▼

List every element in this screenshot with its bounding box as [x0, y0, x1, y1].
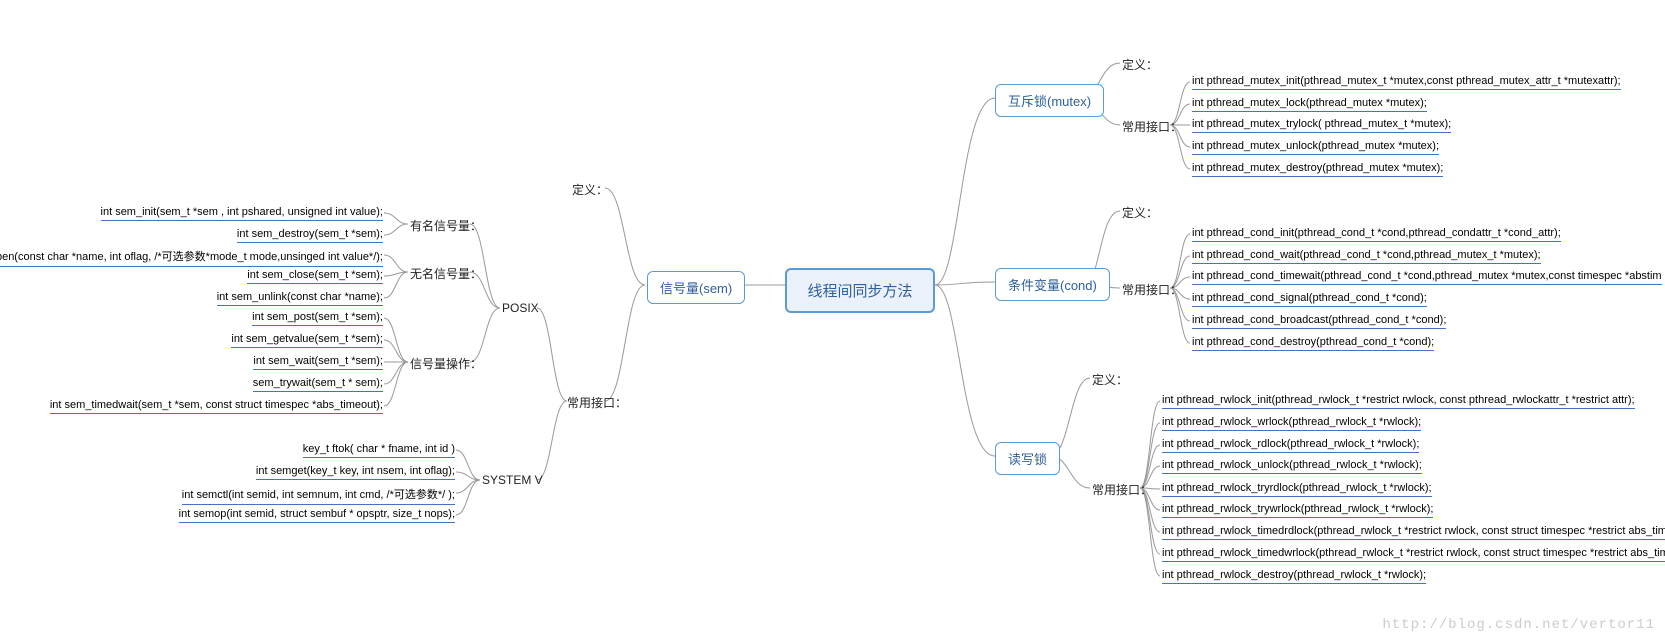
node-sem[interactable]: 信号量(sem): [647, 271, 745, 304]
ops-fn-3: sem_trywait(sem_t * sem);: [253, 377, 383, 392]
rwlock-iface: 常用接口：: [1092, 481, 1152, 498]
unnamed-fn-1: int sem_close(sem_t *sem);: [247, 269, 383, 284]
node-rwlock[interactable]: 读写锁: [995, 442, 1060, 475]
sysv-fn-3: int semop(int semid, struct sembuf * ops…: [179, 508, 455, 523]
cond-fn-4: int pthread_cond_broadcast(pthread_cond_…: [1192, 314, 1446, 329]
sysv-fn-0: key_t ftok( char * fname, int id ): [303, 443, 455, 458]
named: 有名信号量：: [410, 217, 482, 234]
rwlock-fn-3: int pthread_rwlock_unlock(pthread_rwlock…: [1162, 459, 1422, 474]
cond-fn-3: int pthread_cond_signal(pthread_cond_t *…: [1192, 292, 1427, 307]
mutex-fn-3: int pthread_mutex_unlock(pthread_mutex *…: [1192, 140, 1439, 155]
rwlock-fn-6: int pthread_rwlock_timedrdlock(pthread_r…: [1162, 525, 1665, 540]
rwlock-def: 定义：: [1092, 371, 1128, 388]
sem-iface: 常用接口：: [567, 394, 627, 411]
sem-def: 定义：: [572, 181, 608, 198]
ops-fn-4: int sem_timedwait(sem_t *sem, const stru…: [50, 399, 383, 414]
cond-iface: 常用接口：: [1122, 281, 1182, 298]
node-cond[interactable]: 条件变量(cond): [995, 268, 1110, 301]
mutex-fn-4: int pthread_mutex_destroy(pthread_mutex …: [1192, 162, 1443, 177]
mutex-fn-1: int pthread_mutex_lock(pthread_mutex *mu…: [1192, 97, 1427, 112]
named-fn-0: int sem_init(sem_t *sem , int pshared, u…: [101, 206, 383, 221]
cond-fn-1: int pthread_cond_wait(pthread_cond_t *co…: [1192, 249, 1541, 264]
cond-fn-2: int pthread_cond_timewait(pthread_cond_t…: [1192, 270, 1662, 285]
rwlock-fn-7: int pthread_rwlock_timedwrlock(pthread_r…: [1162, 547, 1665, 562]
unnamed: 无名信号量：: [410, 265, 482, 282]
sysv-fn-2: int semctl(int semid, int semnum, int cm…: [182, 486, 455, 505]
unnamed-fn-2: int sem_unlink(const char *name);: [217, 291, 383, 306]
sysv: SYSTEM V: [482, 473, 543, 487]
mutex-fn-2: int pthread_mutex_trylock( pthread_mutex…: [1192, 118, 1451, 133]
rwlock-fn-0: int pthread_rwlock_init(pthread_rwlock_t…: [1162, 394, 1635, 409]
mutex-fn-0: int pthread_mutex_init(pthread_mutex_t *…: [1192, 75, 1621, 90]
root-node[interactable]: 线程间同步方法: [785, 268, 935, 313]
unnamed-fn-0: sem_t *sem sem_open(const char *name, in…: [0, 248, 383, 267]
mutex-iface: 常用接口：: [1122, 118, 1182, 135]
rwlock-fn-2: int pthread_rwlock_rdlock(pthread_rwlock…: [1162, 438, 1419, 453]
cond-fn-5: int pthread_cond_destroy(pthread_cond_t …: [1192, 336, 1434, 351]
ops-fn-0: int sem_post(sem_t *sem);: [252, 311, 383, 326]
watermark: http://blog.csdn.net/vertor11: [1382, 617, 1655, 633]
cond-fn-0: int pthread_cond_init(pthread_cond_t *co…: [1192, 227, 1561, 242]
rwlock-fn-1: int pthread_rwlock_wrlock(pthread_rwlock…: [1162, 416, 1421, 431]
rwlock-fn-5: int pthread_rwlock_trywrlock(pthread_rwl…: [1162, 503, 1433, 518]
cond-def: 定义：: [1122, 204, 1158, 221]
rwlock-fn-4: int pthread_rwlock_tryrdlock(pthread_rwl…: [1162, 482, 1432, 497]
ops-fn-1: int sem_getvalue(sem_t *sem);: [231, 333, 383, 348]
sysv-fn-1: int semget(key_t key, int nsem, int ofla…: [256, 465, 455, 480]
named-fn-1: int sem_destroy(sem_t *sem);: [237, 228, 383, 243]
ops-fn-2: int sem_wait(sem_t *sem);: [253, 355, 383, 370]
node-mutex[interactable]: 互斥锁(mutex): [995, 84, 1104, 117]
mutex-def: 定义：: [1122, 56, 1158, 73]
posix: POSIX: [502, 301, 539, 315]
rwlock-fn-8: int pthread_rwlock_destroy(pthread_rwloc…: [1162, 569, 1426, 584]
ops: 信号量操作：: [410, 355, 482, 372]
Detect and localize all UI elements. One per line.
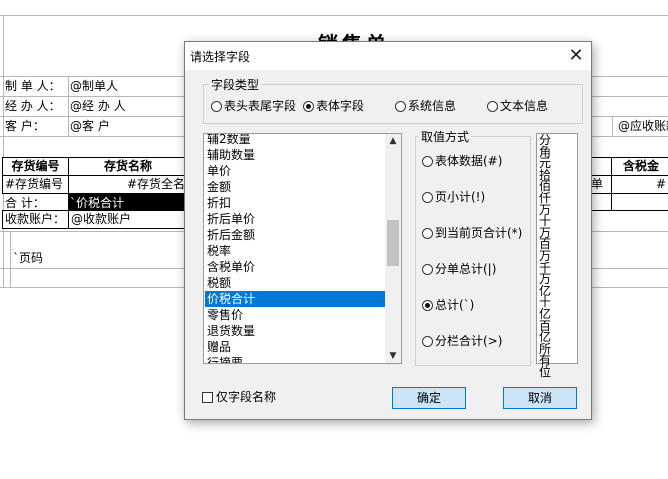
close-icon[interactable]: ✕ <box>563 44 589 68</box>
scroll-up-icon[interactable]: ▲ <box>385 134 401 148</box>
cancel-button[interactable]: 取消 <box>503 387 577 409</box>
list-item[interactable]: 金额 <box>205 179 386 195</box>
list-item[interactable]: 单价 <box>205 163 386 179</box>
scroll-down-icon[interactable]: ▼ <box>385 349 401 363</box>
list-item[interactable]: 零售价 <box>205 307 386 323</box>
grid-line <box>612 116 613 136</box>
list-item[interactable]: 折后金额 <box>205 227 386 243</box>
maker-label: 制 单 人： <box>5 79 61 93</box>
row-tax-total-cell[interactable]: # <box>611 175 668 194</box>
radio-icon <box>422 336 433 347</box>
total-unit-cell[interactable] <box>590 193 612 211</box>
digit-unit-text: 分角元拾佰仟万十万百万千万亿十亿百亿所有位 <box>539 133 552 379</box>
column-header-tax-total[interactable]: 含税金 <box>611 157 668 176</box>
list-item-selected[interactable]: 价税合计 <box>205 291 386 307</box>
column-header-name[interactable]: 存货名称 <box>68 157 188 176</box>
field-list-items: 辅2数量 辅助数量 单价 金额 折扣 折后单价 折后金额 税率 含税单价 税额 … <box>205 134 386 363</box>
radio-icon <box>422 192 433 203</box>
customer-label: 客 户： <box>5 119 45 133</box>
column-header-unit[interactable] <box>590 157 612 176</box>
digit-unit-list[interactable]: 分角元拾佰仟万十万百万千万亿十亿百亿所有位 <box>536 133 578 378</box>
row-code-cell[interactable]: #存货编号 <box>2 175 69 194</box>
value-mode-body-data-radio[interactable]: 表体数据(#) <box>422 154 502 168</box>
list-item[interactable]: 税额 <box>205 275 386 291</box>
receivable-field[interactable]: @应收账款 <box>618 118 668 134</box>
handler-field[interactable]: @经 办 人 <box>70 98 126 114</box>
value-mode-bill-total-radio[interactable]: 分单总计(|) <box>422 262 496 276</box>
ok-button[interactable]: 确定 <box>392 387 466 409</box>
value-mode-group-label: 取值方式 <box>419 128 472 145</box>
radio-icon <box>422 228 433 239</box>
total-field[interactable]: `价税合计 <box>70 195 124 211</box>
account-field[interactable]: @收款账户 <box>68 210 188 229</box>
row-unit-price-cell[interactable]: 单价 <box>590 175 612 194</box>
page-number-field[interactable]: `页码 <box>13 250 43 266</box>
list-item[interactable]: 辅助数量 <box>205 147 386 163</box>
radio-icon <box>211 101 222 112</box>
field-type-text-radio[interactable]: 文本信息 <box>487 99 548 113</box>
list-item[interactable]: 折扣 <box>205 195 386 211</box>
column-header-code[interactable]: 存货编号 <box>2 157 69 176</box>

▲

Write out every line of the items as a JSON list of strings, one string per line, leaving out blank lines and the pictures.

- Reply:
[
  "List every element in this screenshot with its bounding box as [x0, y0, x1, y1].",
  "node-sem[interactable]: 信号量(sem): [647, 271, 745, 304]",
  "ops-fn-3: sem_trywait(sem_t * sem);: [253, 377, 383, 392]",
  "rwlock-iface: 常用接口：: [1092, 481, 1152, 498]",
  "unnamed-fn-1: int sem_close(sem_t *sem);: [247, 269, 383, 284]",
  "node-rwlock[interactable]: 读写锁: [995, 442, 1060, 475]",
  "sysv-fn-3: int semop(int semid, struct sembuf * ops…: [179, 508, 455, 523]",
  "cond-fn-4: int pthread_cond_broadcast(pthread_cond_…: [1192, 314, 1446, 329]",
  "sysv-fn-0: key_t ftok( char * fname, int id ): [303, 443, 455, 458]",
  "named: 有名信号量：: [410, 217, 482, 234]",
  "rwlock-fn-3: int pthread_rwlock_unlock(pthread_rwlock…: [1162, 459, 1422, 474]",
  "cond-fn-3: int pthread_cond_signal(pthread_cond_t *…: [1192, 292, 1427, 307]",
  "mutex-fn-3: int pthread_mutex_unlock(pthread_mutex *…: [1192, 140, 1439, 155]",
  "rwlock-fn-6: int pthread_rwlock_timedrdlock(pthread_r…: [1162, 525, 1665, 540]",
  "rwlock-def: 定义：: [1092, 371, 1128, 388]",
  "sem-iface: 常用接口：: [567, 394, 627, 411]",
  "sem-def: 定义：: [572, 181, 608, 198]",
  "ops-fn-4: int sem_timedwait(sem_t *sem, const stru…: [50, 399, 383, 414]",
  "cond-iface: 常用接口：: [1122, 281, 1182, 298]",
  "node-cond[interactable]: 条件变量(cond): [995, 268, 1110, 301]",
  "mutex-fn-4: int pthread_mutex_destroy(pthread_mutex …: [1192, 162, 1443, 177]",
  "mutex-fn-1: int pthread_mutex_lock(pthread_mutex *mu…: [1192, 97, 1427, 112]",
  "named-fn-0: int sem_init(sem_t *sem , int pshared, u…: [101, 206, 383, 221]",
  "cond-fn-1: int pthread_cond_wait(pthread_cond_t *co…: [1192, 249, 1541, 264]",
  "cond-fn-2: int pthread_cond_timewait(pthread_cond_t…: [1192, 270, 1662, 285]",
  "rwlock-fn-7: int pthread_rwlock_timedwrlock(pthread_r…: [1162, 547, 1665, 562]",
  "unnamed: 无名信号量：: [410, 265, 482, 282]",
  "sysv-fn-2: int semctl(int semid, int semnum, int cm…: [182, 486, 455, 505]",
  "unnamed-fn-2: int sem_unlink(const char *name);: [217, 291, 383, 306]",
  "sysv: SYSTEM V: [482, 473, 543, 487]",
  "mutex-fn-2: int pthread_mutex_trylock( pthread_mutex…: [1192, 118, 1451, 133]",
  "rwlock-fn-0: int pthread_rwlock_init(pthread_rwlock_t…: [1162, 394, 1635, 409]",
  "mutex-fn-0: int pthread_mutex_init(pthread_mutex_t *…: [1192, 75, 1621, 90]",
  "root-node[interactable]: 线程间同步方法: [785, 268, 935, 313]",
  "unnamed-fn-0: sem_t *sem sem_open(const char *name, in…: [0, 248, 383, 267]",
  "mutex-iface: 常用接口：: [1122, 118, 1182, 135]",
  "rwlock-fn-2: int pthread_rwlock_rdlock(pthread_rwlock…: [1162, 438, 1419, 453]",
  "cond-fn-5: int pthread_cond_destroy(pthread_cond_t …: [1192, 336, 1434, 351]",
  "ops-fn-0: int sem_post(sem_t *sem);: [252, 311, 383, 326]",
  "watermark: http://blog.csdn.net/vertor11: [1382, 617, 1655, 633]",
  "cond-fn-0: int pthread_cond_init(pthread_cond_t *co…: [1192, 227, 1561, 242]",
  "rwlock-fn-1: int pthread_rwlock_wrlock(pthread_rwlock…: [1162, 416, 1421, 431]",
  "rwlock-fn-5: int pthread_rwlock_trywrlock(pthread_rwl…: [1162, 503, 1433, 518]",
  "cond-def: 定义：: [1122, 204, 1158, 221]",
  "rwlock-fn-4: int pthread_rwlock_tryrdlock(pthread_rwl…: [1162, 482, 1432, 497]",
  "ops-fn-1: int sem_getvalue(sem_t *sem);: [231, 333, 383, 348]",
  "sysv-fn-1: int semget(key_t key, int nsem, int ofla…: [256, 465, 455, 480]",
  "named-fn-1: int sem_destroy(sem_t *sem);: [237, 228, 383, 243]",
  "ops-fn-2: int sem_wait(sem_t *sem);: [253, 355, 383, 370]",
  "node-mutex[interactable]: 互斥锁(mutex): [995, 84, 1104, 117]",
  "mutex-def: 定义：: [1122, 56, 1158, 73]",
  "posix: POSIX: [502, 301, 539, 315]",
  "rwlock-fn-8: int pthread_rwlock_destroy(pthread_rwloc…: [1162, 569, 1426, 584]",
  "ops: 信号量操作：: [410, 355, 482, 372]",
  "Detect and localize all UI elements. One per line.",
  "close-icon[interactable]: ✕ <box>563 44 589 68</box>",
  "scroll-up-icon[interactable]: ▲ <box>385 134 401 148</box>",
  "cancel-button[interactable]: 取消 <box>503 387 577 409</box>",
  "list-item[interactable]: 金额 <box>205 179 386 195</box>",
  "list-item[interactable]: 单价 <box>205 163 386 179</box>",
  "scroll-down-icon[interactable]: ▼ <box>385 349 401 363</box>",
  "list-item[interactable]: 零售价 <box>205 307 386 323</box>",
  "grid-line <box>612 116 613 136</box>",
  "list-item[interactable]: 折后金额 <box>205 227 386 243</box>",
  "maker-label: 制 单 人： <box>5 79 61 93</box>",
  "row-tax-total-cell[interactable]: # <box>611 175 668 194</box>",
  "radio-icon <box>422 336 433 347</box>",
  "total-unit-cell[interactable] <box>590 193 612 211</box>",
  "digit-unit-text: 分角元拾佰仟万十万百万千万亿十亿百亿所有位 <box>539 133 552 379</box>",
  "column-header-tax-total[interactable]: 含税金 <box>611 157 668 176</box>",
  "list-item-selected[interactable]: 价税合计 <box>205 291 386 307</box>",
  "column-header-name[interactable]: 存货名称 <box>68 157 188 176</box>",
  "field-list-items: 辅2数量 辅助数量 单价 金额 折扣 折后单价 折后金额 税率 含税单价 税额 … <box>205 134 386 363</box>",
  "radio-icon <box>422 192 433 203</box>",
  "customer-label: 客 户： <box>5 119 45 133</box>",
  "column-header-unit[interactable] <box>590 157 612 176</box>",
  "digit-unit-list[interactable]: 分角元拾佰仟万十万百万千万亿十亿百亿所有位 <box>536 133 578 378</box>",
  "row-code-cell[interactable]: #存货编号 <box>2 175 69 194</box>",
  "value-mode-body-data-radio[interactable]: 表体数据(#) <box>422 154 502 168</box>",
  "list-item[interactable]: 税额 <box>205 275 386 291</box>",
  "receivable-field[interactable]: @应收账款 <box>618 118 668 134</box>",
  "handler-field[interactable]: @经 办 人 <box>70 98 126 114</box>",
  "value-mode-bill-total-radio[interactable]: 分单总计(|) <box>422 262 496 276</box>",
  "ok-button[interactable]: 确定 <box>392 387 466 409</box>",
  "value-mode-group-label: 取值方式 <box>419 128 472 145</box>",
  "radio-icon <box>422 228 433 239</box>",
  "total-field[interactable]: `价税合计 <box>70 195 124 211</box>",
  "account-field[interactable]: @收款账户 <box>68 210 188 229</box>",
  "row-unit-price-cell[interactable]: 单价 <box>590 175 612 194</box>",
  "page-number-field[interactable]: `页码 <box>13 250 43 266</box>",
  "list-item[interactable]: 辅助数量 <box>205 147 386 163</box>",
  "radio-icon <box>211 101 222 112</box>",
  "field-type-text-radio[interactable]: 文本信息 <box>487 99 548 113</box>",
  "list-item[interactable]: 折扣 <box>205 195 386 211</box>",
  "column-header-code[interactable]: 存货编号 <box>2 157 69 176</box>"
]